## START

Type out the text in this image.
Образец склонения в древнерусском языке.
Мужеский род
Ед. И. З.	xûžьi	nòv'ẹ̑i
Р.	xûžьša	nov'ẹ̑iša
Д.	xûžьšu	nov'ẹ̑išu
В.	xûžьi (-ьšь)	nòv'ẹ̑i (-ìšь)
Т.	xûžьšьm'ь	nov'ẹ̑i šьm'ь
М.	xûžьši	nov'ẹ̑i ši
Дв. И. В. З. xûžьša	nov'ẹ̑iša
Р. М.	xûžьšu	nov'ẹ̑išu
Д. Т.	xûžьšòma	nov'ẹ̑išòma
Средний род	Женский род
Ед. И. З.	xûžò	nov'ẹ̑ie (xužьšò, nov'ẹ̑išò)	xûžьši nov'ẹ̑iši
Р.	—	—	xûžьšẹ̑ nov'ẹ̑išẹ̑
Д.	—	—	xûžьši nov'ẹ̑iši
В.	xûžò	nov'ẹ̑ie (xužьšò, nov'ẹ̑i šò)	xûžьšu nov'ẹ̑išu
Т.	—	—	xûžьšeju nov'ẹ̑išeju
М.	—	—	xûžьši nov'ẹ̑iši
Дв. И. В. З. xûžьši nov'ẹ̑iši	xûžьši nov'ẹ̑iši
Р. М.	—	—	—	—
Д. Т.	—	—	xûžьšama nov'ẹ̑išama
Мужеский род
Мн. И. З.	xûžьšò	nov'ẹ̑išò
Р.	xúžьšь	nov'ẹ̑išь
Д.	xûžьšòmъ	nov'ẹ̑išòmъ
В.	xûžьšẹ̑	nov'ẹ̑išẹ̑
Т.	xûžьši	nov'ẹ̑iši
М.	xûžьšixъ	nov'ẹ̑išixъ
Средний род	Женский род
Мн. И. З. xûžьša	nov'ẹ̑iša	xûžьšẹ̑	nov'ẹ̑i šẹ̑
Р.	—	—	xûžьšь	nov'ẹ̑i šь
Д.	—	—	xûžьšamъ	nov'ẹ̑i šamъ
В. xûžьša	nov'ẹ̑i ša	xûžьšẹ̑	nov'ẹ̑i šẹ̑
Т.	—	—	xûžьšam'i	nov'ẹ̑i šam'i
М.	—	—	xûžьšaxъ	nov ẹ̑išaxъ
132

## END
## START

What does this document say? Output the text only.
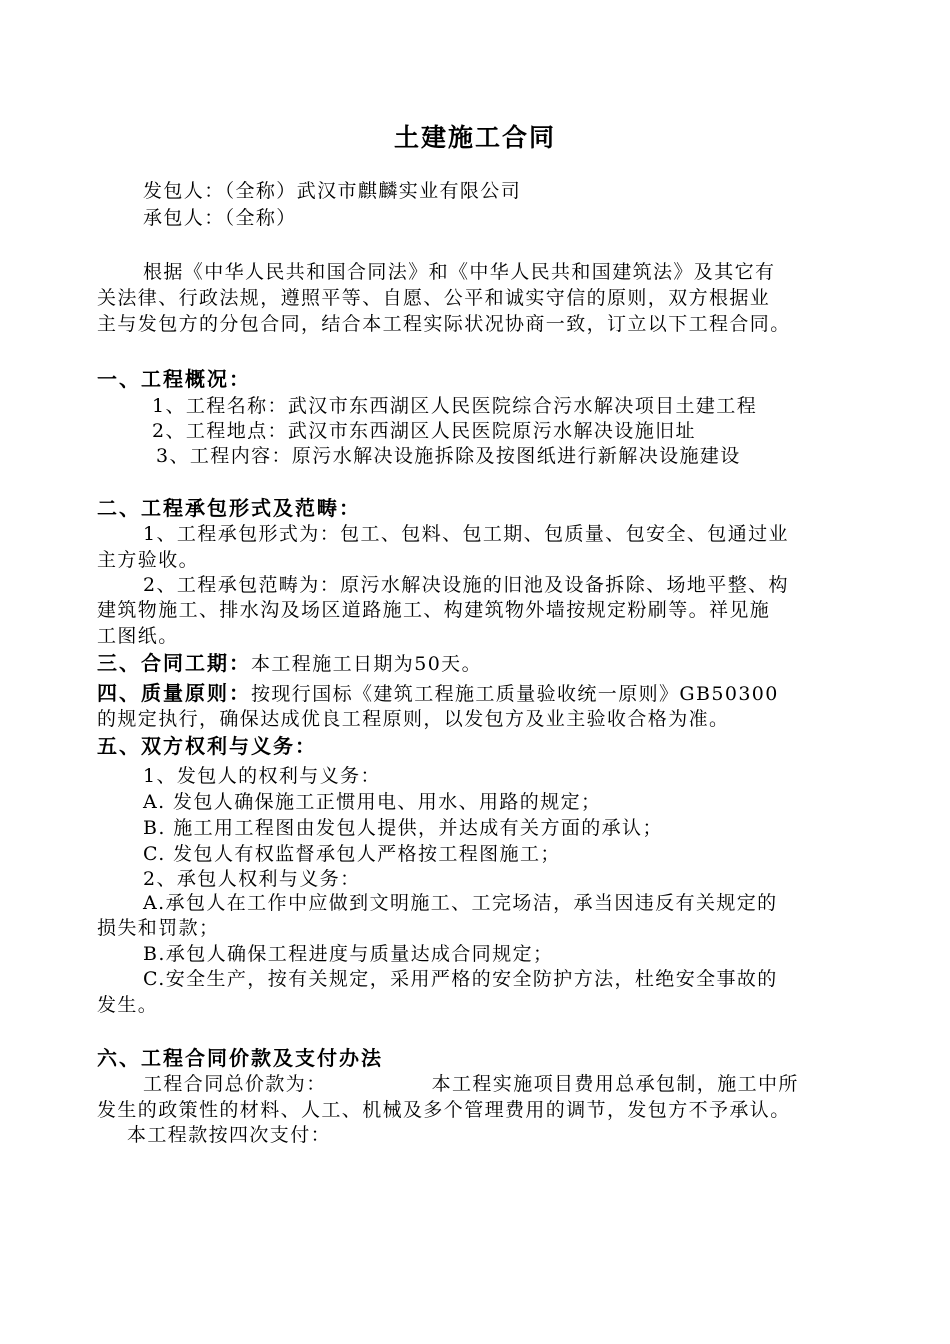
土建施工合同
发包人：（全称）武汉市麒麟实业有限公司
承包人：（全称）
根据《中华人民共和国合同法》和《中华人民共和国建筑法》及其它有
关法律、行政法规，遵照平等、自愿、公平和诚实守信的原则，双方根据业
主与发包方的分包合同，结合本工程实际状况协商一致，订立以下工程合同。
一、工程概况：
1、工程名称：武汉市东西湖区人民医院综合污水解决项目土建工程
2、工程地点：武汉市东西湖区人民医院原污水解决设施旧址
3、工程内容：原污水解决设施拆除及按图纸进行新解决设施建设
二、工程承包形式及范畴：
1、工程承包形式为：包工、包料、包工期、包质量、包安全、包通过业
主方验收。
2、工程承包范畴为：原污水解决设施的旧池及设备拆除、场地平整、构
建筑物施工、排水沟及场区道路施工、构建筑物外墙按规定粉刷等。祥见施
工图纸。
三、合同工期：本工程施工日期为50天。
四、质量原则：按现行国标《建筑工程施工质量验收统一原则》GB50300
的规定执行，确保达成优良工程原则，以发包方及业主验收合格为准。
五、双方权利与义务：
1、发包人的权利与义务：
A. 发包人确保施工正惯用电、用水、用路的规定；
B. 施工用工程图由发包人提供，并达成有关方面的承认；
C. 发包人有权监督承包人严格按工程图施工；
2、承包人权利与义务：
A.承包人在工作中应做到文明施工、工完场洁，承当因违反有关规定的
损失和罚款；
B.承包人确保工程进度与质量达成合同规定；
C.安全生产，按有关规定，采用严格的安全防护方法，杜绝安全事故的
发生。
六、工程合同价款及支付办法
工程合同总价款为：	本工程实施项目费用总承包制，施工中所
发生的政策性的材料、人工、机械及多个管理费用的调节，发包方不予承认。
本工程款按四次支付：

## END

What needs to be done - Of the lines in the listing above, how many hold the string "xûžьi"? Reply with the number only.

Answer to the problem - 2